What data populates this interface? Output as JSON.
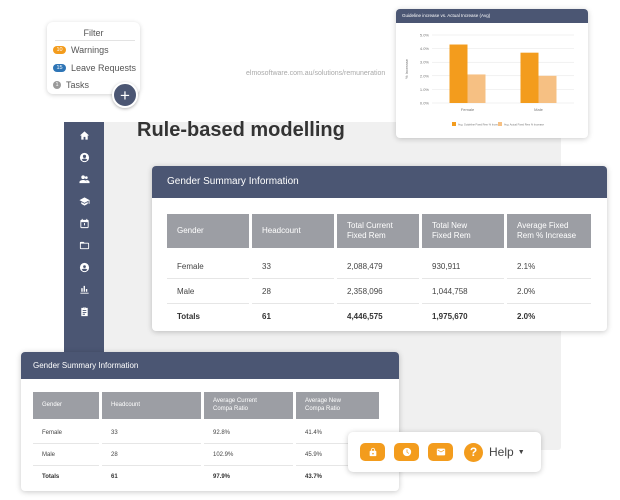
{
  "filter": {
    "title": "Filter",
    "items": [
      {
        "count": "10",
        "label": "Warnings",
        "color": "#f39c1d"
      },
      {
        "count": "15",
        "label": "Leave Requests",
        "color": "#2e75b6"
      },
      {
        "count": "1",
        "label": "Tasks",
        "color": "#9a9a9a"
      }
    ],
    "add_label": "+"
  },
  "app": {
    "url": "elmosoftware.com.au/solutions/remuneration",
    "title": "Rule-based modelling",
    "sidebar_icons": [
      "home-icon",
      "user-icon",
      "people-icon",
      "graduation-cap-icon",
      "calendar-icon",
      "folder-icon",
      "globe-user-icon",
      "chart-icon",
      "clipboard-icon"
    ]
  },
  "chart": {
    "title": "Guideline increase vs. Actual Increase (Avg)",
    "chart_data": {
      "type": "bar",
      "title": "Guideline increase vs. Actual Increase (Avg)",
      "ylabel": "% Increase",
      "xlabel": "",
      "categories": [
        "Female",
        "Male"
      ],
      "ylim": [
        0,
        5
      ],
      "yticks": [
        "0.0%",
        "1.0%",
        "2.0%",
        "3.0%",
        "4.0%",
        "5.0%"
      ],
      "series": [
        {
          "name": "Avg. Guideline Fixed Rem % Increase",
          "color": "#f39c1d",
          "values": [
            4.3,
            3.7
          ]
        },
        {
          "name": "Avg. Actual Fixed Rem % Increase",
          "color": "#f6c083",
          "values": [
            2.1,
            2.0
          ]
        }
      ],
      "legend": "bottom",
      "grid": true
    }
  },
  "summary1": {
    "title": "Gender Summary Information",
    "headers": [
      "Gender",
      "Headcount",
      "Total Current\nFixed Rem",
      "Total New\nFixed Rem",
      "Average Fixed\nRem % Increase"
    ],
    "rows": [
      [
        "Female",
        "33",
        "2,088,479",
        "930,911",
        "2.1%"
      ],
      [
        "Male",
        "28",
        "2,358,096",
        "1,044,758",
        "2.0%"
      ]
    ],
    "totals": [
      "Totals",
      "61",
      "4,446,575",
      "1,975,670",
      "2.0%"
    ]
  },
  "summary2": {
    "title": "Gender Summary Information",
    "headers": [
      "Gender",
      "Headcount",
      "Average Current\nCompa Ratio",
      "Average New\nCompa Ratio"
    ],
    "rows": [
      [
        "Female",
        "33",
        "92.8%",
        "41.4%"
      ],
      [
        "Male",
        "28",
        "102.9%",
        "45.9%"
      ]
    ],
    "totals": [
      "Totals",
      "61",
      "97.9%",
      "43.7%"
    ]
  },
  "helpbar": {
    "label": "Help",
    "accent": "#f39c1d",
    "icons": [
      "lock-icon",
      "clock-icon",
      "mail-icon",
      "question-icon"
    ]
  }
}
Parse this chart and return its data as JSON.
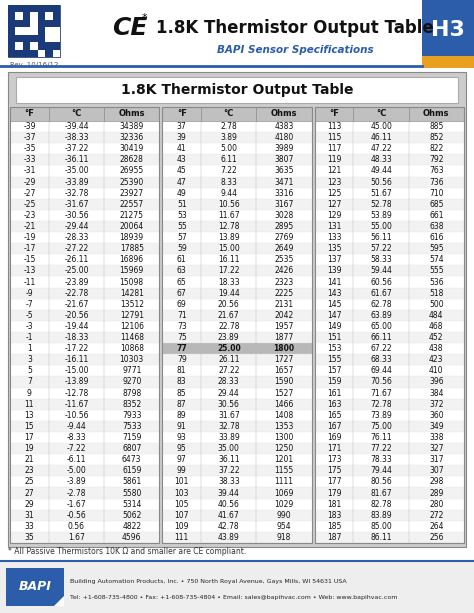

★ ★ ★ ★ ★

Stated exercise: How many of the lines in the listing above hold the word "Current"? Report only that figure.

Solution to this task: 2